ASSIGNMENT:
In your answer, copy every entry that follows exactly.

======== DATA FOR ANALYSIS

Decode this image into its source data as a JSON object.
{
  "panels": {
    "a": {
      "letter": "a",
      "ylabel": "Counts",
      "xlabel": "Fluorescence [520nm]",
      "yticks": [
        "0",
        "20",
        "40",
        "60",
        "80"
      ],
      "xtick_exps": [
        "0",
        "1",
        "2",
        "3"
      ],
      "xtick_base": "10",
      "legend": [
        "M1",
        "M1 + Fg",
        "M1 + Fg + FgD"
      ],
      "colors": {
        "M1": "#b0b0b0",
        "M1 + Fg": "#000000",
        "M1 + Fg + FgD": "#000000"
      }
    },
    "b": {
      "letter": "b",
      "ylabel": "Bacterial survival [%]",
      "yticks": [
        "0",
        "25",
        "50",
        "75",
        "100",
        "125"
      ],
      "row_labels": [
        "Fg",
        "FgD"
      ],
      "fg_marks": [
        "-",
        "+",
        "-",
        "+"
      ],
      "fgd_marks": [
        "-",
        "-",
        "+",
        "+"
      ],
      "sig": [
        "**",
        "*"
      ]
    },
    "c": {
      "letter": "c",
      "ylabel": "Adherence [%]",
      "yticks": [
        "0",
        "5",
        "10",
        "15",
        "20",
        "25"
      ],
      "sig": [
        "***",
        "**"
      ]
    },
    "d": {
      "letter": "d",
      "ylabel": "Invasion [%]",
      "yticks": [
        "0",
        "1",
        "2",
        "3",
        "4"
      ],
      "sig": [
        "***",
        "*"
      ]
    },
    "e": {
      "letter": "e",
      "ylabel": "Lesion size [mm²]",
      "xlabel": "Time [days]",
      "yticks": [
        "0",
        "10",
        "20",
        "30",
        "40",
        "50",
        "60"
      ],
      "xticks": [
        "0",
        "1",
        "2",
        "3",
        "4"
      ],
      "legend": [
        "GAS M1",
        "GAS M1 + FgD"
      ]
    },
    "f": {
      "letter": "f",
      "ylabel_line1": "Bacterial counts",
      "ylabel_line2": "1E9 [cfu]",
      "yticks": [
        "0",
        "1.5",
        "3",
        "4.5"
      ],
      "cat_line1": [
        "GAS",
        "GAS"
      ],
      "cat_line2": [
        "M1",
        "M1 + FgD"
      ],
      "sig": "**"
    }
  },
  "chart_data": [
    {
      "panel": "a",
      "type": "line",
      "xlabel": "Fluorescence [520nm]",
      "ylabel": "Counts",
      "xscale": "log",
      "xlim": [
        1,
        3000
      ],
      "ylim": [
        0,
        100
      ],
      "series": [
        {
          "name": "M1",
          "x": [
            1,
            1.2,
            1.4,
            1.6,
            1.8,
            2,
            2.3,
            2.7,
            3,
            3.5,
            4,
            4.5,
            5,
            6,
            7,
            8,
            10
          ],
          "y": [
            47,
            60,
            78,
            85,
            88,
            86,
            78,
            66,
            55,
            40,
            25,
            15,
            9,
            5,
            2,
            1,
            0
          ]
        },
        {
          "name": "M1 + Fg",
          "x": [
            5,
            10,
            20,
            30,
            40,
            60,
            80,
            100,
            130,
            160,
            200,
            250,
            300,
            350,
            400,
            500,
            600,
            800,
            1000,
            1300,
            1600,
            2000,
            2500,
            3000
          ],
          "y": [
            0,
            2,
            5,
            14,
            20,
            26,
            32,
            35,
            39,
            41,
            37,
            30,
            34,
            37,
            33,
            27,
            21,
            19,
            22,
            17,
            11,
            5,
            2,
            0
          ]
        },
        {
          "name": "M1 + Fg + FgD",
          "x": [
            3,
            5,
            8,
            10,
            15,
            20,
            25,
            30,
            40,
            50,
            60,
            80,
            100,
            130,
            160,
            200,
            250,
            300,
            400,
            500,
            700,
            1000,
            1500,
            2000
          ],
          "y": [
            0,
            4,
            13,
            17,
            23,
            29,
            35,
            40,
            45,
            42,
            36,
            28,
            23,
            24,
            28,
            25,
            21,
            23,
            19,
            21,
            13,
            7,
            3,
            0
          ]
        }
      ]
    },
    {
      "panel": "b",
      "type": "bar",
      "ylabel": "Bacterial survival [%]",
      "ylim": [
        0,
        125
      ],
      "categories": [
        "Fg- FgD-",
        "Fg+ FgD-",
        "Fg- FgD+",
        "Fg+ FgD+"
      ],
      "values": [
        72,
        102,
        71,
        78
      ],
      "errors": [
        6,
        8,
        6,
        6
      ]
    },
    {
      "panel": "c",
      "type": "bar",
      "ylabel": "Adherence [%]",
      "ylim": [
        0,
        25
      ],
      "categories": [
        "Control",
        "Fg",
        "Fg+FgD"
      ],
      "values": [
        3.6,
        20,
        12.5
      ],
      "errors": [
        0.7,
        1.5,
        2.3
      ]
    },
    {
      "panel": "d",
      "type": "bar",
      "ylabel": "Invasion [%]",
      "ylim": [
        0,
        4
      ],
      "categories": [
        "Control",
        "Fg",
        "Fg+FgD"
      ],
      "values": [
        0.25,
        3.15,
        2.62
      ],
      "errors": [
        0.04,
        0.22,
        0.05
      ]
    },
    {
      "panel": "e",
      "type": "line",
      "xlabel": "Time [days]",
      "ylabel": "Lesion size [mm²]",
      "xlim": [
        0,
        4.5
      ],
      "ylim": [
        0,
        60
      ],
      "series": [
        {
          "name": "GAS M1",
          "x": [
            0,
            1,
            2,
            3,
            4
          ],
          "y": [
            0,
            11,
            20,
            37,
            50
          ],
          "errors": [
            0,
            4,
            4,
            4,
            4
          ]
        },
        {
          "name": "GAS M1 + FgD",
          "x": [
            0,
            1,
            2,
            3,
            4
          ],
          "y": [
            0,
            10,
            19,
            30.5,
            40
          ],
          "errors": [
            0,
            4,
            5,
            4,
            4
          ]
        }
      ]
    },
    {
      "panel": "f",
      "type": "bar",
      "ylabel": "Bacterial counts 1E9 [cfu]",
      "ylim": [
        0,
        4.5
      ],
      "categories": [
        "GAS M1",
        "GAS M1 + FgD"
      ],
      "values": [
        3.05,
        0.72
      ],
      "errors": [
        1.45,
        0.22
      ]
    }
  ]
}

================

SOLVED EXERCISE:
Decode this image into its source data as a JSON object.
{
  "panels": {
    "a": {
      "letter": "a",
      "ylabel": "Counts",
      "xlabel": "Fluorescence [520nm]",
      "yticks": [
        "0",
        "20",
        "40",
        "60",
        "80"
      ],
      "xtick_exps": [
        "0",
        "1",
        "2",
        "3"
      ],
      "xtick_base": "10",
      "legend": [
        "M1",
        "M1 + Fg",
        "M1 + Fg + FgD"
      ],
      "colors": {
        "M1": "#b0b0b0",
        "M1 + Fg": "#000000",
        "M1 + Fg + FgD": "#000000"
      }
    },
    "b": {
      "letter": "b",
      "ylabel": "Bacterial survival [%]",
      "yticks": [
        "0",
        "25",
        "50",
        "75",
        "100",
        "125"
      ],
      "row_labels": [
        "Fg",
        "FgD"
      ],
      "fg_marks": [
        "-",
        "+",
        "-",
        "+"
      ],
      "fgd_marks": [
        "-",
        "-",
        "+",
        "+"
      ],
      "sig": [
        "**",
        "*"
      ]
    },
    "c": {
      "letter": "c",
      "ylabel": "Adherence [%]",
      "yticks": [
        "0",
        "5",
        "10",
        "15",
        "20",
        "25"
      ],
      "sig": [
        "***",
        "**"
      ]
    },
    "d": {
      "letter": "d",
      "ylabel": "Invasion [%]",
      "yticks": [
        "0",
        "1",
        "2",
        "3",
        "4"
      ],
      "sig": [
        "***",
        "*"
      ]
    },
    "e": {
      "letter": "e",
      "ylabel": "Lesion size [mm²]",
      "xlabel": "Time [days]",
      "yticks": [
        "0",
        "10",
        "20",
        "30",
        "40",
        "50",
        "60"
      ],
      "xticks": [
        "0",
        "1",
        "2",
        "3",
        "4"
      ],
      "legend": [
        "GAS M1",
        "GAS M1 + FgD"
      ]
    },
    "f": {
      "letter": "f",
      "ylabel_line1": "Bacterial counts",
      "ylabel_line2": "1E9 [cfu]",
      "yticks": [
        "0",
        "1.5",
        "3",
        "4.5"
      ],
      "cat_line1": [
        "GAS",
        "GAS"
      ],
      "cat_line2": [
        "M1",
        "M1 + FgD"
      ],
      "sig": "**"
    }
  },
  "chart_data": [
    {
      "panel": "a",
      "type": "line",
      "xlabel": "Fluorescence [520nm]",
      "ylabel": "Counts",
      "xscale": "log",
      "xlim": [
        1,
        3000
      ],
      "ylim": [
        0,
        100
      ],
      "series": [
        {
          "name": "M1",
          "x": [
            1,
            1.2,
            1.4,
            1.6,
            1.8,
            2,
            2.3,
            2.7,
            3,
            3.5,
            4,
            4.5,
            5,
            6,
            7,
            8,
            10
          ],
          "y": [
            47,
            60,
            78,
            85,
            88,
            86,
            78,
            66,
            55,
            40,
            25,
            15,
            9,
            5,
            2,
            1,
            0
          ]
        },
        {
          "name": "M1 + Fg",
          "x": [
            5,
            10,
            20,
            30,
            40,
            60,
            80,
            100,
            130,
            160,
            200,
            250,
            300,
            350,
            400,
            500,
            600,
            800,
            1000,
            1300,
            1600,
            2000,
            2500,
            3000
          ],
          "y": [
            0,
            2,
            5,
            14,
            20,
            26,
            32,
            35,
            39,
            41,
            37,
            30,
            34,
            37,
            33,
            27,
            21,
            19,
            22,
            17,
            11,
            5,
            2,
            0
          ]
        },
        {
          "name": "M1 + Fg + FgD",
          "x": [
            3,
            5,
            8,
            10,
            15,
            20,
            25,
            30,
            40,
            50,
            60,
            80,
            100,
            130,
            160,
            200,
            250,
            300,
            400,
            500,
            700,
            1000,
            1500,
            2000
          ],
          "y": [
            0,
            4,
            13,
            17,
            23,
            29,
            35,
            40,
            45,
            42,
            36,
            28,
            23,
            24,
            28,
            25,
            21,
            23,
            19,
            21,
            13,
            7,
            3,
            0
          ]
        }
      ]
    },
    {
      "panel": "b",
      "type": "bar",
      "ylabel": "Bacterial survival [%]",
      "ylim": [
        0,
        125
      ],
      "categories": [
        "Fg- FgD-",
        "Fg+ FgD-",
        "Fg- FgD+",
        "Fg+ FgD+"
      ],
      "values": [
        72,
        102,
        71,
        78
      ],
      "errors": [
        6,
        8,
        6,
        6
      ]
    },
    {
      "panel": "c",
      "type": "bar",
      "ylabel": "Adherence [%]",
      "ylim": [
        0,
        25
      ],
      "categories": [
        "Control",
        "Fg",
        "Fg+FgD"
      ],
      "values": [
        3.6,
        20,
        12.5
      ],
      "errors": [
        0.7,
        1.5,
        2.3
      ]
    },
    {
      "panel": "d",
      "type": "bar",
      "ylabel": "Invasion [%]",
      "ylim": [
        0,
        4
      ],
      "categories": [
        "Control",
        "Fg",
        "Fg+FgD"
      ],
      "values": [
        0.25,
        3.15,
        2.62
      ],
      "errors": [
        0.04,
        0.22,
        0.05
      ]
    },
    {
      "panel": "e",
      "type": "line",
      "xlabel": "Time [days]",
      "ylabel": "Lesion size [mm²]",
      "xlim": [
        0,
        4.5
      ],
      "ylim": [
        0,
        60
      ],
      "series": [
        {
          "name": "GAS M1",
          "x": [
            0,
            1,
            2,
            3,
            4
          ],
          "y": [
            0,
            11,
            20,
            37,
            50
          ],
          "errors": [
            0,
            4,
            4,
            4,
            4
          ]
        },
        {
          "name": "GAS M1 + FgD",
          "x": [
            0,
            1,
            2,
            3,
            4
          ],
          "y": [
            0,
            10,
            19,
            30.5,
            40
          ],
          "errors": [
            0,
            4,
            5,
            4,
            4
          ]
        }
      ]
    },
    {
      "panel": "f",
      "type": "bar",
      "ylabel": "Bacterial counts 1E9 [cfu]",
      "ylim": [
        0,
        4.5
      ],
      "categories": [
        "GAS M1",
        "GAS M1 + FgD"
      ],
      "values": [
        3.05,
        0.72
      ],
      "errors": [
        1.45,
        0.22
      ]
    }
  ]
}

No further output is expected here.